## SET TASK
Leave out the pictures and copy each record below exactly.

[Figure collection entries]
■ ■ ■ ■ ■

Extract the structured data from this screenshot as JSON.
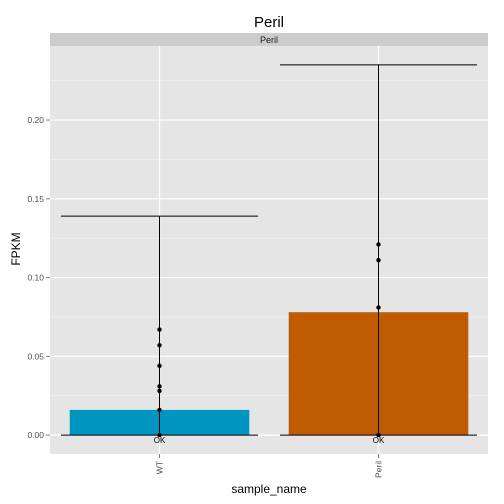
{
  "chart_data": {
    "type": "bar",
    "title": "Peril",
    "facet_label": "Peril",
    "xlabel": "sample_name",
    "ylabel": "FPKM",
    "categories": [
      "WT",
      "Peril"
    ],
    "values": [
      0.016,
      0.078
    ],
    "error_bars": [
      {
        "low": 0.0,
        "high": 0.139
      },
      {
        "low": 0.0,
        "high": 0.235
      }
    ],
    "points": [
      [
        0.067,
        0.057,
        0.044,
        0.031,
        0.028,
        0.016,
        0.0
      ],
      [
        0.121,
        0.111,
        0.081,
        0.0
      ]
    ],
    "status_labels": [
      "OK",
      "OK"
    ],
    "colors": [
      "#0094c0",
      "#bf5b00"
    ],
    "ylim": [
      -0.012,
      0.247
    ],
    "yticks": [
      0.0,
      0.05,
      0.1,
      0.15,
      0.2
    ],
    "ytick_labels": [
      "0.00",
      "0.05",
      "0.10",
      "0.15",
      "0.20"
    ],
    "grid": true,
    "legend": "none"
  }
}
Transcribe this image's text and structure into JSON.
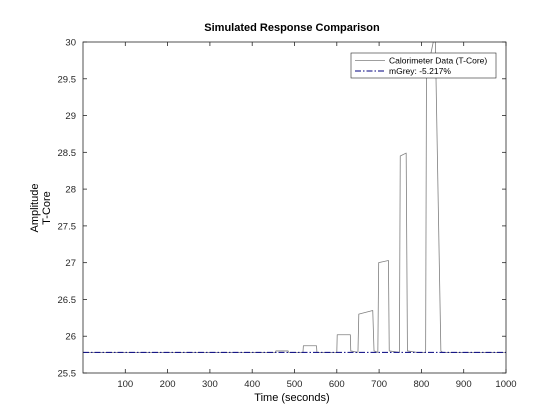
{
  "chart_data": {
    "type": "line",
    "title": "Simulated Response Comparison",
    "xlabel": "Time (seconds)",
    "ylabel": [
      "Amplitude",
      "T-Core"
    ],
    "xlim": [
      0,
      1000
    ],
    "ylim": [
      25.5,
      30
    ],
    "xticks": [
      100,
      200,
      300,
      400,
      500,
      600,
      700,
      800,
      900,
      1000
    ],
    "yticks": [
      25.5,
      26,
      26.5,
      27,
      27.5,
      28,
      28.5,
      29,
      29.5,
      30
    ],
    "grid": false,
    "legend_position": "top-right",
    "series": [
      {
        "name": "Calorimeter Data (T-Core)",
        "style": "solid",
        "color": "#7f7f7f",
        "x": [
          0,
          455,
          456,
          485,
          486,
          520,
          521,
          552,
          553,
          600,
          601,
          632,
          633,
          650,
          652,
          685,
          688,
          697,
          699,
          722,
          724,
          748,
          750,
          764,
          767,
          790,
          792,
          810,
          812,
          828,
          833,
          846,
          850,
          1000
        ],
        "y": [
          25.78,
          25.78,
          25.8,
          25.8,
          25.78,
          25.78,
          25.87,
          25.87,
          25.78,
          25.78,
          26.02,
          26.02,
          25.8,
          25.78,
          26.3,
          26.35,
          25.8,
          25.78,
          27.0,
          27.03,
          25.8,
          25.78,
          28.45,
          28.49,
          25.8,
          25.78,
          25.78,
          25.78,
          29.55,
          30.0,
          30.0,
          25.8,
          25.78,
          25.78
        ]
      },
      {
        "name": "mGrey: -5.217%",
        "style": "dashdot",
        "color": "#00007f",
        "x": [
          0,
          1000
        ],
        "y": [
          25.78,
          25.78
        ]
      }
    ]
  }
}
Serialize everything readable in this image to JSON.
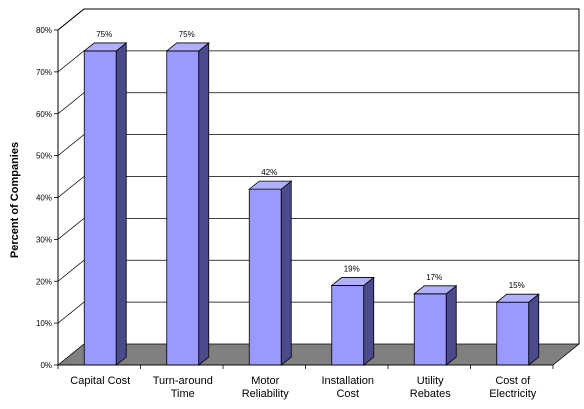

■ ■ ■ ■ ■

## ANSWER TO THIS TASK
Extract the structured data from this screenshot as JSON.
{
  "chart_data": {
    "type": "bar",
    "title": "Peril",
    "facet_label": "Peril",
    "xlabel": "sample_name",
    "ylabel": "FPKM",
    "categories": [
      "WT",
      "Peril"
    ],
    "values": [
      0.016,
      0.078
    ],
    "error_bars": [
      {
        "low": 0.0,
        "high": 0.139
      },
      {
        "low": 0.0,
        "high": 0.235
      }
    ],
    "points": [
      [
        0.067,
        0.057,
        0.044,
        0.031,
        0.028,
        0.016,
        0.0
      ],
      [
        0.121,
        0.111,
        0.081,
        0.0
      ]
    ],
    "status_labels": [
      "OK",
      "OK"
    ],
    "colors": [
      "#0094c0",
      "#bf5b00"
    ],
    "ylim": [
      -0.012,
      0.247
    ],
    "yticks": [
      0.0,
      0.05,
      0.1,
      0.15,
      0.2
    ],
    "ytick_labels": [
      "0.00",
      "0.05",
      "0.10",
      "0.15",
      "0.20"
    ],
    "grid": true,
    "legend": "none"
  }
}
Transcribe this image's text and structure into JSON.
{
  "chart_data": {
    "type": "line",
    "title": "Simulated Response Comparison",
    "xlabel": "Time (seconds)",
    "ylabel": [
      "Amplitude",
      "T-Core"
    ],
    "xlim": [
      0,
      1000
    ],
    "ylim": [
      25.5,
      30
    ],
    "xticks": [
      100,
      200,
      300,
      400,
      500,
      600,
      700,
      800,
      900,
      1000
    ],
    "yticks": [
      25.5,
      26,
      26.5,
      27,
      27.5,
      28,
      28.5,
      29,
      29.5,
      30
    ],
    "grid": false,
    "legend_position": "top-right",
    "series": [
      {
        "name": "Calorimeter Data (T-Core)",
        "style": "solid",
        "color": "#7f7f7f",
        "x": [
          0,
          455,
          456,
          485,
          486,
          520,
          521,
          552,
          553,
          600,
          601,
          632,
          633,
          650,
          652,
          685,
          688,
          697,
          699,
          722,
          724,
          748,
          750,
          764,
          767,
          790,
          792,
          810,
          812,
          828,
          833,
          846,
          850,
          1000
        ],
        "y": [
          25.78,
          25.78,
          25.8,
          25.8,
          25.78,
          25.78,
          25.87,
          25.87,
          25.78,
          25.78,
          26.02,
          26.02,
          25.8,
          25.78,
          26.3,
          26.35,
          25.8,
          25.78,
          27.0,
          27.03,
          25.8,
          25.78,
          28.45,
          28.49,
          25.8,
          25.78,
          25.78,
          25.78,
          29.55,
          30.0,
          30.0,
          25.8,
          25.78,
          25.78
        ]
      },
      {
        "name": "mGrey: -5.217%",
        "style": "dashdot",
        "color": "#00007f",
        "x": [
          0,
          1000
        ],
        "y": [
          25.78,
          25.78
        ]
      }
    ]
  }
}
Serialize everything readable in this image to JSON.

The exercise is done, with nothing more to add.